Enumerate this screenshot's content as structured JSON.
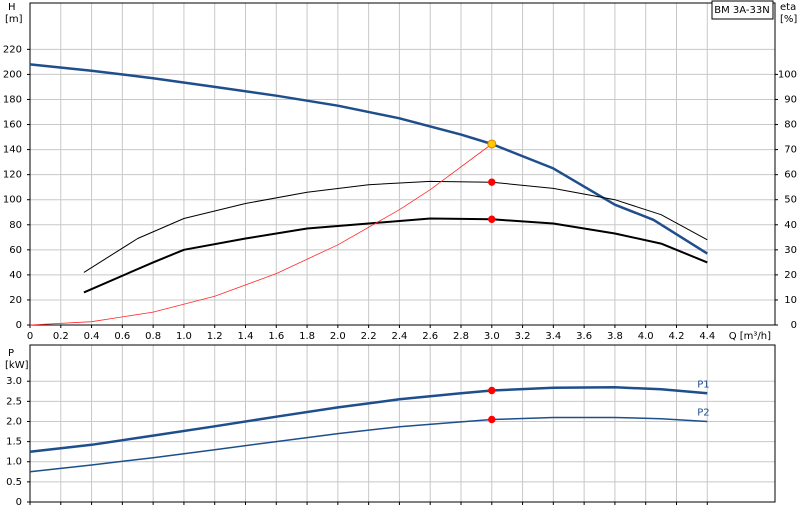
{
  "chart_data": [
    {
      "type": "line",
      "title": "BM 3A-33N",
      "y_label": "H",
      "y_unit": "[m]",
      "y2_label": "eta",
      "y2_unit": "[%]",
      "x_label": "Q [m³/h]",
      "xlim": [
        0,
        4.84
      ],
      "ylim": [
        0,
        257
      ],
      "y2lim": [
        0,
        128.5
      ],
      "grid": true,
      "xticks": [
        0,
        0.2,
        0.4,
        0.6,
        0.8,
        {
          "value": 1.0,
          "label": "1.0"
        },
        1.2,
        1.4,
        1.6,
        1.8,
        {
          "value": 2.0,
          "label": "2.0"
        },
        2.2,
        2.4,
        2.6,
        2.8,
        {
          "value": 3.0,
          "label": "3.0"
        },
        3.2,
        3.4,
        3.6,
        3.8,
        {
          "value": 4.0,
          "label": "4.0"
        },
        4.2,
        4.4
      ],
      "yticks": [
        0,
        20,
        40,
        60,
        80,
        100,
        120,
        140,
        160,
        180,
        200,
        220
      ],
      "y2ticks": [
        0,
        10,
        20,
        30,
        40,
        50,
        60,
        70,
        80,
        90,
        100
      ],
      "series": [
        {
          "color": "#1f4e8c",
          "width": 2.5,
          "axis": "y",
          "x": [
            0,
            0.4,
            0.8,
            1.2,
            1.6,
            2.0,
            2.4,
            2.8,
            3.0,
            3.4,
            3.8,
            4.05,
            4.4
          ],
          "values": [
            208,
            203,
            197,
            190,
            183,
            175,
            165,
            152,
            144.5,
            125,
            96,
            84,
            57
          ]
        },
        {
          "color": "#000000",
          "width": 1,
          "axis": "y2",
          "x": [
            0.35,
            0.7,
            1.0,
            1.4,
            1.8,
            2.2,
            2.6,
            3.0,
            3.4,
            3.8,
            4.1,
            4.4
          ],
          "values": [
            21,
            34.5,
            42.5,
            48.5,
            53,
            56,
            57.3,
            57,
            54.5,
            50,
            44,
            34
          ]
        },
        {
          "color": "#000000",
          "width": 2,
          "axis": "y2",
          "x": [
            0.35,
            0.8,
            1.0,
            1.4,
            1.8,
            2.2,
            2.6,
            3.0,
            3.4,
            3.8,
            4.1,
            4.4
          ],
          "values": [
            13,
            25,
            30,
            34.5,
            38.5,
            40.5,
            42.5,
            42.2,
            40.5,
            36.5,
            32.5,
            25
          ]
        },
        {
          "color": "#ff2a2a",
          "width": 0.8,
          "axis": "y",
          "x": [
            0,
            0.4,
            0.8,
            1.2,
            1.6,
            2.0,
            2.4,
            2.6,
            3.0
          ],
          "values": [
            0,
            2.6,
            10.3,
            23,
            41,
            64,
            92,
            108,
            144.5
          ]
        }
      ],
      "points": [
        {
          "x": 3.0,
          "y": 144.5,
          "axis": "y",
          "color": "#ffcc00"
        },
        {
          "x": 3.0,
          "y": 57,
          "axis": "y2",
          "color": "#ff0000"
        },
        {
          "x": 3.0,
          "y": 42.2,
          "axis": "y2",
          "color": "#ff0000"
        }
      ]
    },
    {
      "type": "line",
      "y_label": "P",
      "y_unit": "[kW]",
      "xlim": [
        0,
        4.84
      ],
      "ylim": [
        0,
        3.9
      ],
      "grid": true,
      "xticks": [
        0,
        0.2,
        0.4,
        0.6,
        0.8,
        1,
        1.2,
        1.4,
        1.6,
        1.8,
        2,
        2.2,
        2.4,
        2.6,
        2.8,
        3,
        3.2,
        3.4,
        3.6,
        3.8,
        4,
        4.2,
        4.4
      ],
      "yticks": [
        0,
        0.5,
        {
          "value": 1.0,
          "label": "1.0"
        },
        1.5,
        {
          "value": 2.0,
          "label": "2.0"
        },
        2.5,
        {
          "value": 3.0,
          "label": "3.0"
        }
      ],
      "series": [
        {
          "name": "P1",
          "color": "#1f4e8c",
          "width": 2.5,
          "axis": "y",
          "x": [
            0,
            0.4,
            0.8,
            1.2,
            1.6,
            2.0,
            2.4,
            2.8,
            3.0,
            3.4,
            3.8,
            4.1,
            4.4
          ],
          "values": [
            1.25,
            1.42,
            1.65,
            1.88,
            2.12,
            2.35,
            2.55,
            2.7,
            2.77,
            2.84,
            2.85,
            2.8,
            2.7
          ]
        },
        {
          "name": "P2",
          "color": "#1f4e8c",
          "width": 1.5,
          "axis": "y",
          "x": [
            0,
            0.4,
            0.8,
            1.2,
            1.6,
            2.0,
            2.4,
            2.8,
            3.0,
            3.4,
            3.8,
            4.1,
            4.4
          ],
          "values": [
            0.75,
            0.92,
            1.1,
            1.3,
            1.5,
            1.7,
            1.87,
            1.99,
            2.05,
            2.1,
            2.1,
            2.07,
            2.0
          ]
        }
      ],
      "points": [
        {
          "x": 3.0,
          "y": 2.77,
          "axis": "y",
          "color": "#ff0000"
        },
        {
          "x": 3.0,
          "y": 2.05,
          "axis": "y",
          "color": "#ff0000"
        }
      ]
    }
  ]
}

------

--- What you need to do ---
All the lines above are to be given again exactly as they read, with the pictures removed.

--- Solution for this problem ---
Enumerate this screenshot's content as structured JSON.
{
  "chart_data": [
    {
      "type": "line",
      "title": "BM 3A-33N",
      "y_label": "H",
      "y_unit": "[m]",
      "y2_label": "eta",
      "y2_unit": "[%]",
      "x_label": "Q [m³/h]",
      "xlim": [
        0,
        4.84
      ],
      "ylim": [
        0,
        257
      ],
      "y2lim": [
        0,
        128.5
      ],
      "grid": true,
      "xticks": [
        0,
        0.2,
        0.4,
        0.6,
        0.8,
        {
          "value": 1.0,
          "label": "1.0"
        },
        1.2,
        1.4,
        1.6,
        1.8,
        {
          "value": 2.0,
          "label": "2.0"
        },
        2.2,
        2.4,
        2.6,
        2.8,
        {
          "value": 3.0,
          "label": "3.0"
        },
        3.2,
        3.4,
        3.6,
        3.8,
        {
          "value": 4.0,
          "label": "4.0"
        },
        4.2,
        4.4
      ],
      "yticks": [
        0,
        20,
        40,
        60,
        80,
        100,
        120,
        140,
        160,
        180,
        200,
        220
      ],
      "y2ticks": [
        0,
        10,
        20,
        30,
        40,
        50,
        60,
        70,
        80,
        90,
        100
      ],
      "series": [
        {
          "color": "#1f4e8c",
          "width": 2.5,
          "axis": "y",
          "x": [
            0,
            0.4,
            0.8,
            1.2,
            1.6,
            2.0,
            2.4,
            2.8,
            3.0,
            3.4,
            3.8,
            4.05,
            4.4
          ],
          "values": [
            208,
            203,
            197,
            190,
            183,
            175,
            165,
            152,
            144.5,
            125,
            96,
            84,
            57
          ]
        },
        {
          "color": "#000000",
          "width": 1,
          "axis": "y2",
          "x": [
            0.35,
            0.7,
            1.0,
            1.4,
            1.8,
            2.2,
            2.6,
            3.0,
            3.4,
            3.8,
            4.1,
            4.4
          ],
          "values": [
            21,
            34.5,
            42.5,
            48.5,
            53,
            56,
            57.3,
            57,
            54.5,
            50,
            44,
            34
          ]
        },
        {
          "color": "#000000",
          "width": 2,
          "axis": "y2",
          "x": [
            0.35,
            0.8,
            1.0,
            1.4,
            1.8,
            2.2,
            2.6,
            3.0,
            3.4,
            3.8,
            4.1,
            4.4
          ],
          "values": [
            13,
            25,
            30,
            34.5,
            38.5,
            40.5,
            42.5,
            42.2,
            40.5,
            36.5,
            32.5,
            25
          ]
        },
        {
          "color": "#ff2a2a",
          "width": 0.8,
          "axis": "y",
          "x": [
            0,
            0.4,
            0.8,
            1.2,
            1.6,
            2.0,
            2.4,
            2.6,
            3.0
          ],
          "values": [
            0,
            2.6,
            10.3,
            23,
            41,
            64,
            92,
            108,
            144.5
          ]
        }
      ],
      "points": [
        {
          "x": 3.0,
          "y": 144.5,
          "axis": "y",
          "color": "#ffcc00"
        },
        {
          "x": 3.0,
          "y": 57,
          "axis": "y2",
          "color": "#ff0000"
        },
        {
          "x": 3.0,
          "y": 42.2,
          "axis": "y2",
          "color": "#ff0000"
        }
      ]
    },
    {
      "type": "line",
      "y_label": "P",
      "y_unit": "[kW]",
      "xlim": [
        0,
        4.84
      ],
      "ylim": [
        0,
        3.9
      ],
      "grid": true,
      "xticks": [
        0,
        0.2,
        0.4,
        0.6,
        0.8,
        1,
        1.2,
        1.4,
        1.6,
        1.8,
        2,
        2.2,
        2.4,
        2.6,
        2.8,
        3,
        3.2,
        3.4,
        3.6,
        3.8,
        4,
        4.2,
        4.4
      ],
      "yticks": [
        0,
        0.5,
        {
          "value": 1.0,
          "label": "1.0"
        },
        1.5,
        {
          "value": 2.0,
          "label": "2.0"
        },
        2.5,
        {
          "value": 3.0,
          "label": "3.0"
        }
      ],
      "series": [
        {
          "name": "P1",
          "color": "#1f4e8c",
          "width": 2.5,
          "axis": "y",
          "x": [
            0,
            0.4,
            0.8,
            1.2,
            1.6,
            2.0,
            2.4,
            2.8,
            3.0,
            3.4,
            3.8,
            4.1,
            4.4
          ],
          "values": [
            1.25,
            1.42,
            1.65,
            1.88,
            2.12,
            2.35,
            2.55,
            2.7,
            2.77,
            2.84,
            2.85,
            2.8,
            2.7
          ]
        },
        {
          "name": "P2",
          "color": "#1f4e8c",
          "width": 1.5,
          "axis": "y",
          "x": [
            0,
            0.4,
            0.8,
            1.2,
            1.6,
            2.0,
            2.4,
            2.8,
            3.0,
            3.4,
            3.8,
            4.1,
            4.4
          ],
          "values": [
            0.75,
            0.92,
            1.1,
            1.3,
            1.5,
            1.7,
            1.87,
            1.99,
            2.05,
            2.1,
            2.1,
            2.07,
            2.0
          ]
        }
      ],
      "points": [
        {
          "x": 3.0,
          "y": 2.77,
          "axis": "y",
          "color": "#ff0000"
        },
        {
          "x": 3.0,
          "y": 2.05,
          "axis": "y",
          "color": "#ff0000"
        }
      ]
    }
  ]
}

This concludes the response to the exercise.